§ Your goal
Print all records exactly, leaving nothing out.

§ Saved data entries
*****

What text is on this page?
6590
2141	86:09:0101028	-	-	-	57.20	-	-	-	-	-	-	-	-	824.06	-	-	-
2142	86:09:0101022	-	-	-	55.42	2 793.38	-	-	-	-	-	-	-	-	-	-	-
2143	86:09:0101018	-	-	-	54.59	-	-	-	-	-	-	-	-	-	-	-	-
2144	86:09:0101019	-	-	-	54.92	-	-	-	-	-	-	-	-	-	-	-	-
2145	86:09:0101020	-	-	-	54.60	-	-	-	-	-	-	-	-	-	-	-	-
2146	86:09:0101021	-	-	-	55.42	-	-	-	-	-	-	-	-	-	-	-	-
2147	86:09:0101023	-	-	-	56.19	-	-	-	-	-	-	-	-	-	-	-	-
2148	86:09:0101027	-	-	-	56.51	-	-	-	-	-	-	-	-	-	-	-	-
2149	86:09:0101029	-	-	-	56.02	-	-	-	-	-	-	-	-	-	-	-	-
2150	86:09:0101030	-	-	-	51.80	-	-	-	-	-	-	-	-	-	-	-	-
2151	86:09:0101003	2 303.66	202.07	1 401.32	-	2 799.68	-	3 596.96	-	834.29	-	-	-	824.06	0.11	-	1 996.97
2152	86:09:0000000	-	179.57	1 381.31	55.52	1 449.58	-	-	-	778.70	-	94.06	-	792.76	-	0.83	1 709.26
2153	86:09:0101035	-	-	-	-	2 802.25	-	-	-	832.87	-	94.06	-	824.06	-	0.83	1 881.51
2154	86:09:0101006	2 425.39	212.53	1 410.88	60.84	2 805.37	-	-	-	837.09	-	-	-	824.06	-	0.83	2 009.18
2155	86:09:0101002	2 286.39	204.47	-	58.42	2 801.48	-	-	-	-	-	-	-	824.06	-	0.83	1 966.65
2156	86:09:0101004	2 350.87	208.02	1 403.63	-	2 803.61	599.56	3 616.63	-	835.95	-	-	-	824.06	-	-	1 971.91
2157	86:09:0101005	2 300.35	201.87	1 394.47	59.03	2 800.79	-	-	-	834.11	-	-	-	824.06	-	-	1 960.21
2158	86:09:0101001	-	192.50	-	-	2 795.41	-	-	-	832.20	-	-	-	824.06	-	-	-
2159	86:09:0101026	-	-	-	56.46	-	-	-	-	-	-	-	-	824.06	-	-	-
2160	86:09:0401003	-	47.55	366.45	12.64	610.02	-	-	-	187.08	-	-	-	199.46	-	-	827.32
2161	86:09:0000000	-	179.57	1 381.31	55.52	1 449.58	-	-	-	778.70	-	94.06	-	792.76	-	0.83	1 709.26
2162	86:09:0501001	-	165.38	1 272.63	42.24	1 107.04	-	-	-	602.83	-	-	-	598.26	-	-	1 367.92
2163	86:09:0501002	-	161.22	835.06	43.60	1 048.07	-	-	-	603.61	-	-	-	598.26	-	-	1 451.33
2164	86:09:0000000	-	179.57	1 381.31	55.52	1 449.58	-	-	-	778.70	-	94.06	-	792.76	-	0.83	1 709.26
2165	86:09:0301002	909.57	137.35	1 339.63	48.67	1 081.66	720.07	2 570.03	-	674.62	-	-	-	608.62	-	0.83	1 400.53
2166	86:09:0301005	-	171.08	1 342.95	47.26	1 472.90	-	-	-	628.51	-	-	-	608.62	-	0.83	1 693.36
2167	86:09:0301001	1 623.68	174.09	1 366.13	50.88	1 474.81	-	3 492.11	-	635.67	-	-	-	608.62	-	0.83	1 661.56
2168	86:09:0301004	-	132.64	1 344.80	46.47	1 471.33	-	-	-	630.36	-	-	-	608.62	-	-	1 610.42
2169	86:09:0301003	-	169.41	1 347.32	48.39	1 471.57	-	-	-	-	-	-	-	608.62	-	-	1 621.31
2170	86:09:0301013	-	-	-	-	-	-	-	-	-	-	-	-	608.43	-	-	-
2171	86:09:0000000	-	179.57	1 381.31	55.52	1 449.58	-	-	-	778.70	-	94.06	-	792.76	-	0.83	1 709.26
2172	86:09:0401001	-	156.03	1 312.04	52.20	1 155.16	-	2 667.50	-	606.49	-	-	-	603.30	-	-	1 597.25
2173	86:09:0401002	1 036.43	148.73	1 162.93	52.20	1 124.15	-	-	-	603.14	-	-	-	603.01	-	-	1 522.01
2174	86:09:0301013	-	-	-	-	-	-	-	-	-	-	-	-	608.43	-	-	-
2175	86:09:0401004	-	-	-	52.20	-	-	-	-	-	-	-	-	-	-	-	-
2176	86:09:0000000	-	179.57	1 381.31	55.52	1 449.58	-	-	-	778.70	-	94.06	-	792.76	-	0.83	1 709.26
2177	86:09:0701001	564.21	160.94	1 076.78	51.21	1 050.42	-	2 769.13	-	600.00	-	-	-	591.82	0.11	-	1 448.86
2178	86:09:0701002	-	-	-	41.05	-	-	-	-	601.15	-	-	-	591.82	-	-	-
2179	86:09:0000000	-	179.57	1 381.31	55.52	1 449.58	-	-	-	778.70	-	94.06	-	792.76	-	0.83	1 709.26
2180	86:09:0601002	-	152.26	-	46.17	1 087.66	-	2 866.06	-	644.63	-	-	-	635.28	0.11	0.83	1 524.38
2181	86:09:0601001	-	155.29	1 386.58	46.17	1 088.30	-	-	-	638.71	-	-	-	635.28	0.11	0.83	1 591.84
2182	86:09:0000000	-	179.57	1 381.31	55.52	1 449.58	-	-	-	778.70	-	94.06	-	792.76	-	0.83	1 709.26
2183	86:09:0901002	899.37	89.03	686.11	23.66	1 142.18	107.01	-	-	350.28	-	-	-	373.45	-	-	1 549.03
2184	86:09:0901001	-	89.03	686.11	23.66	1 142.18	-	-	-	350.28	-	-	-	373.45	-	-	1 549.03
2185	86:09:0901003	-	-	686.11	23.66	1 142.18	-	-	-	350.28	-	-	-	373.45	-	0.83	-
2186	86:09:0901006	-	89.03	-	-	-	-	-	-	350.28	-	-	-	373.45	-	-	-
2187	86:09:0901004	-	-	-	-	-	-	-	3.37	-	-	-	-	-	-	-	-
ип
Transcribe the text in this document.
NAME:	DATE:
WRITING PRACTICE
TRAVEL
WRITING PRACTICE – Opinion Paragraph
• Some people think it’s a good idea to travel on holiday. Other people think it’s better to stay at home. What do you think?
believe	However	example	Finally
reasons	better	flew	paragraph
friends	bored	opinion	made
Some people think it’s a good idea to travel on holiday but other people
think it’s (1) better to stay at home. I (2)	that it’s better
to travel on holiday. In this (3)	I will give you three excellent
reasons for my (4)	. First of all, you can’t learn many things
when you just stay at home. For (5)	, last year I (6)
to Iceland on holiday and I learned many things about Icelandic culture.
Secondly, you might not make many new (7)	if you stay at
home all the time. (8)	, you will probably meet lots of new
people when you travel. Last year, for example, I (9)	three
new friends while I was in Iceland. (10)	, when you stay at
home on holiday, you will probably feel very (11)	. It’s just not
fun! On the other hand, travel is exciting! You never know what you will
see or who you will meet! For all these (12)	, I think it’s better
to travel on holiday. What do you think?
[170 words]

*****

§ Expected answer
What text is on this page?
6590
2141	86:09:0101028	-	-	-	57.20	-	-	-	-	-	-	-	-	824.06	-	-	-
2142	86:09:0101022	-	-	-	55.42	2 793.38	-	-	-	-	-	-	-	-	-	-	-
2143	86:09:0101018	-	-	-	54.59	-	-	-	-	-	-	-	-	-	-	-	-
2144	86:09:0101019	-	-	-	54.92	-	-	-	-	-	-	-	-	-	-	-	-
2145	86:09:0101020	-	-	-	54.60	-	-	-	-	-	-	-	-	-	-	-	-
2146	86:09:0101021	-	-	-	55.42	-	-	-	-	-	-	-	-	-	-	-	-
2147	86:09:0101023	-	-	-	56.19	-	-	-	-	-	-	-	-	-	-	-	-
2148	86:09:0101027	-	-	-	56.51	-	-	-	-	-	-	-	-	-	-	-	-
2149	86:09:0101029	-	-	-	56.02	-	-	-	-	-	-	-	-	-	-	-	-
2150	86:09:0101030	-	-	-	51.80	-	-	-	-	-	-	-	-	-	-	-	-
2151	86:09:0101003	2 303.66	202.07	1 401.32	-	2 799.68	-	3 596.96	-	834.29	-	-	-	824.06	0.11	-	1 996.97
2152	86:09:0000000	-	179.57	1 381.31	55.52	1 449.58	-	-	-	778.70	-	94.06	-	792.76	-	0.83	1 709.26
2153	86:09:0101035	-	-	-	-	2 802.25	-	-	-	832.87	-	94.06	-	824.06	-	0.83	1 881.51
2154	86:09:0101006	2 425.39	212.53	1 410.88	60.84	2 805.37	-	-	-	837.09	-	-	-	824.06	-	0.83	2 009.18
2155	86:09:0101002	2 286.39	204.47	-	58.42	2 801.48	-	-	-	-	-	-	-	824.06	-	0.83	1 966.65
2156	86:09:0101004	2 350.87	208.02	1 403.63	-	2 803.61	599.56	3 616.63	-	835.95	-	-	-	824.06	-	-	1 971.91
2157	86:09:0101005	2 300.35	201.87	1 394.47	59.03	2 800.79	-	-	-	834.11	-	-	-	824.06	-	-	1 960.21
2158	86:09:0101001	-	192.50	-	-	2 795.41	-	-	-	832.20	-	-	-	824.06	-	-	-
2159	86:09:0101026	-	-	-	56.46	-	-	-	-	-	-	-	-	824.06	-	-	-
2160	86:09:0401003	-	47.55	366.45	12.64	610.02	-	-	-	187.08	-	-	-	199.46	-	-	827.32
2161	86:09:0000000	-	179.57	1 381.31	55.52	1 449.58	-	-	-	778.70	-	94.06	-	792.76	-	0.83	1 709.26
2162	86:09:0501001	-	165.38	1 272.63	42.24	1 107.04	-	-	-	602.83	-	-	-	598.26	-	-	1 367.92
2163	86:09:0501002	-	161.22	835.06	43.60	1 048.07	-	-	-	603.61	-	-	-	598.26	-	-	1 451.33
2164	86:09:0000000	-	179.57	1 381.31	55.52	1 449.58	-	-	-	778.70	-	94.06	-	792.76	-	0.83	1 709.26
2165	86:09:0301002	909.57	137.35	1 339.63	48.67	1 081.66	720.07	2 570.03	-	674.62	-	-	-	608.62	-	0.83	1 400.53
2166	86:09:0301005	-	171.08	1 342.95	47.26	1 472.90	-	-	-	628.51	-	-	-	608.62	-	0.83	1 693.36
2167	86:09:0301001	1 623.68	174.09	1 366.13	50.88	1 474.81	-	3 492.11	-	635.67	-	-	-	608.62	-	0.83	1 661.56
2168	86:09:0301004	-	132.64	1 344.80	46.47	1 471.33	-	-	-	630.36	-	-	-	608.62	-	-	1 610.42
2169	86:09:0301003	-	169.41	1 347.32	48.39	1 471.57	-	-	-	-	-	-	-	608.62	-	-	1 621.31
2170	86:09:0301013	-	-	-	-	-	-	-	-	-	-	-	-	608.43	-	-	-
2171	86:09:0000000	-	179.57	1 381.31	55.52	1 449.58	-	-	-	778.70	-	94.06	-	792.76	-	0.83	1 709.26
2172	86:09:0401001	-	156.03	1 312.04	52.20	1 155.16	-	2 667.50	-	606.49	-	-	-	603.30	-	-	1 597.25
2173	86:09:0401002	1 036.43	148.73	1 162.93	52.20	1 124.15	-	-	-	603.14	-	-	-	603.01	-	-	1 522.01
2174	86:09:0301013	-	-	-	-	-	-	-	-	-	-	-	-	608.43	-	-	-
2175	86:09:0401004	-	-	-	52.20	-	-	-	-	-	-	-	-	-	-	-	-
2176	86:09:0000000	-	179.57	1 381.31	55.52	1 449.58	-	-	-	778.70	-	94.06	-	792.76	-	0.83	1 709.26
2177	86:09:0701001	564.21	160.94	1 076.78	51.21	1 050.42	-	2 769.13	-	600.00	-	-	-	591.82	0.11	-	1 448.86
2178	86:09:0701002	-	-	-	41.05	-	-	-	-	601.15	-	-	-	591.82	-	-	-
2179	86:09:0000000	-	179.57	1 381.31	55.52	1 449.58	-	-	-	778.70	-	94.06	-	792.76	-	0.83	1 709.26
2180	86:09:0601002	-	152.26	-	46.17	1 087.66	-	2 866.06	-	644.63	-	-	-	635.28	0.11	0.83	1 524.38
2181	86:09:0601001	-	155.29	1 386.58	46.17	1 088.30	-	-	-	638.71	-	-	-	635.28	0.11	0.83	1 591.84
2182	86:09:0000000	-	179.57	1 381.31	55.52	1 449.58	-	-	-	778.70	-	94.06	-	792.76	-	0.83	1 709.26
2183	86:09:0901002	899.37	89.03	686.11	23.66	1 142.18	107.01	-	-	350.28	-	-	-	373.45	-	-	1 549.03
2184	86:09:0901001	-	89.03	686.11	23.66	1 142.18	-	-	-	350.28	-	-	-	373.45	-	-	1 549.03
2185	86:09:0901003	-	-	686.11	23.66	1 142.18	-	-	-	350.28	-	-	-	373.45	-	0.83	-
2186	86:09:0901006	-	89.03	-	-	-	-	-	-	350.28	-	-	-	373.45	-	-	-
2187	86:09:0901004	-	-	-	-	-	-	-	3.37	-	-	-	-	-	-	-	-
ип
Transcribe the text in this document.
NAME:	DATE:
WRITING PRACTICE
TRAVEL
WRITING PRACTICE – Opinion Paragraph
• Some people think it’s a good idea to travel on holiday. Other people think it’s better to stay at home. What do you think?
believe	However	example	Finally
reasons	better	flew	paragraph
friends	bored	opinion	made
Some people think it’s a good idea to travel on holiday but other people
think it’s (1) better to stay at home. I (2)	that it’s better
to travel on holiday. In this (3)	I will give you three excellent
reasons for my (4)	. First of all, you can’t learn many things
when you just stay at home. For (5)	, last year I (6)
to Iceland on holiday and I learned many things about Icelandic culture.
Secondly, you might not make many new (7)	if you stay at
home all the time. (8)	, you will probably meet lots of new
people when you travel. Last year, for example, I (9)	three
new friends while I was in Iceland. (10)	, when you stay at
home on holiday, you will probably feel very (11)	. It’s just not
fun! On the other hand, travel is exciting! You never know what you will
see or who you will meet! For all these (12)	, I think it’s better
to travel on holiday. What do you think?
[170 words]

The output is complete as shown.